* **DIRECTION**
Show each line from the listing that includes the word "text".
— START EXERCISE MATERIALS —
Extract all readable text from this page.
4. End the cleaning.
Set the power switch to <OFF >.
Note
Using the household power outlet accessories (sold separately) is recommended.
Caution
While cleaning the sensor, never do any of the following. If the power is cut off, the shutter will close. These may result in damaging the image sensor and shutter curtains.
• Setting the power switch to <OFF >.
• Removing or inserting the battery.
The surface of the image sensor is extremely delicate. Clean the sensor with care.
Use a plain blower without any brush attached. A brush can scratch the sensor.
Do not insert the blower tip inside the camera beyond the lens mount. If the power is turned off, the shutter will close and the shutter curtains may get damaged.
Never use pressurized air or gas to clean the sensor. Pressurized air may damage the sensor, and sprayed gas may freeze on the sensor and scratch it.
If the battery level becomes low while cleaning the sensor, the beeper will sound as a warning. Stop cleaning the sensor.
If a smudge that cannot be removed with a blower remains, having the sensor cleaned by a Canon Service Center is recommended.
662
— END EXERCISE MATERIALS —
— START EXERCISE MATERIALS —
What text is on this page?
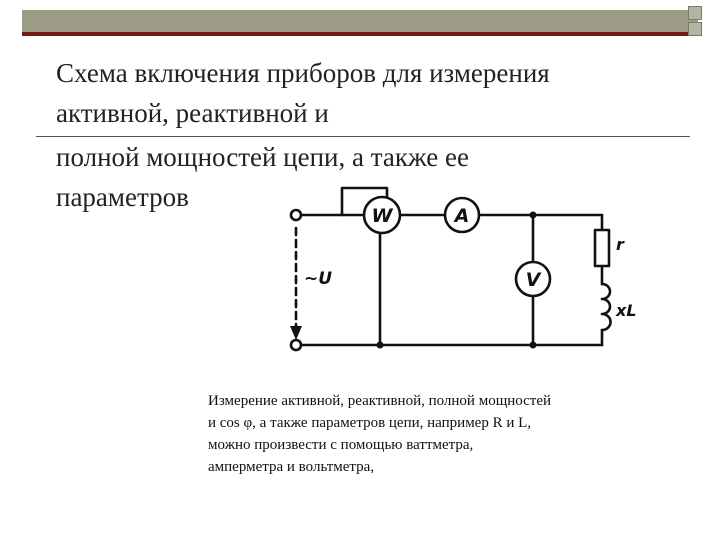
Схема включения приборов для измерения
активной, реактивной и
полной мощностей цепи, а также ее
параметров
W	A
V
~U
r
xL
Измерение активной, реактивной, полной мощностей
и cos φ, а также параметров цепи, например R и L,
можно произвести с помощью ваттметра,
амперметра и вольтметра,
— END EXERCISE MATERIALS —
— START EXERCISE MATERIALS —
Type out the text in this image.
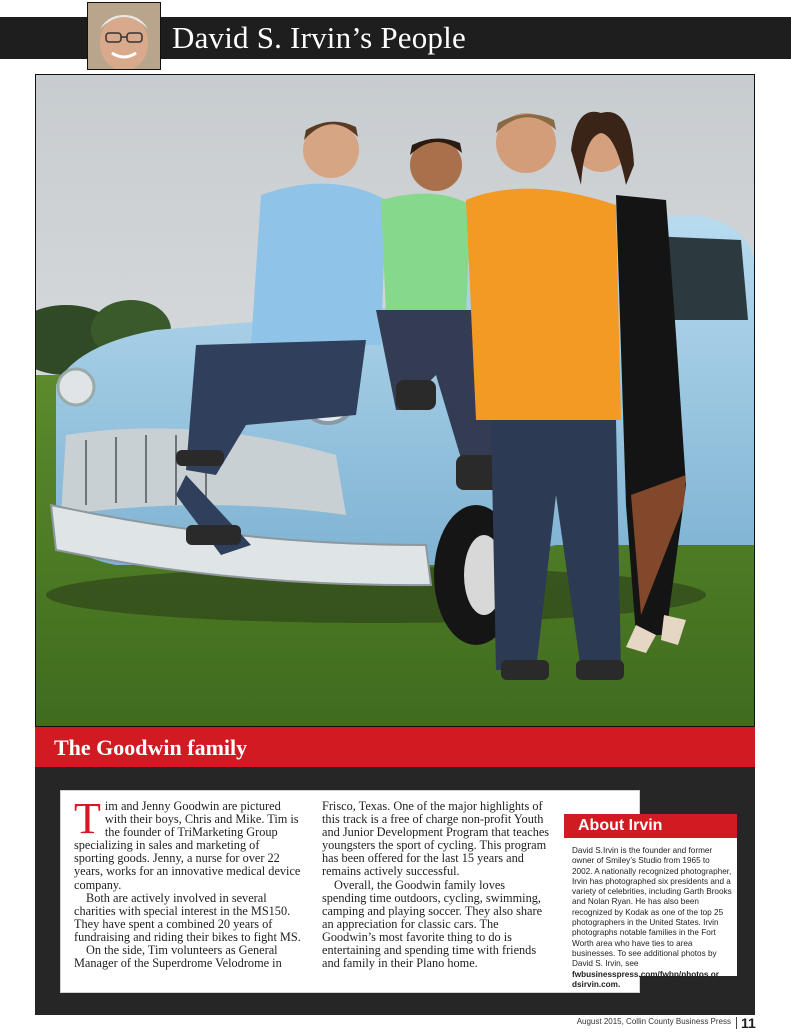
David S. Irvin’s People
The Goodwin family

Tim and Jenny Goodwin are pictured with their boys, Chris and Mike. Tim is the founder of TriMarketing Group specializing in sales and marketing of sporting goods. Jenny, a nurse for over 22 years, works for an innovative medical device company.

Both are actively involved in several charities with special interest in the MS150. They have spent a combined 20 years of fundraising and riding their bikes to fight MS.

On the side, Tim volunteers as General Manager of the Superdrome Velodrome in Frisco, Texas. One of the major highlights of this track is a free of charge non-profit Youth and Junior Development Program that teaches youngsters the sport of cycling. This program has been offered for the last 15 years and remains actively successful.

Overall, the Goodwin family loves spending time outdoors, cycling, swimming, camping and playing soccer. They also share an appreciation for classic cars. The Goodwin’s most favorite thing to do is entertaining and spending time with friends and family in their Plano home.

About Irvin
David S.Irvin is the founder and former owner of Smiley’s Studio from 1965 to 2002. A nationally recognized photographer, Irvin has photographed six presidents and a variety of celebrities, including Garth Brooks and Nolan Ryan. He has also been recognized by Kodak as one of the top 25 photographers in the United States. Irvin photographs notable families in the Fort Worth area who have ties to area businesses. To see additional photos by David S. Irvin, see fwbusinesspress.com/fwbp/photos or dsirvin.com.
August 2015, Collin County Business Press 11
— END EXERCISE MATERIALS —
* **FINISHED TASK**
Extract all readable text from this page.
What text is on this page?
Type out the text in this image.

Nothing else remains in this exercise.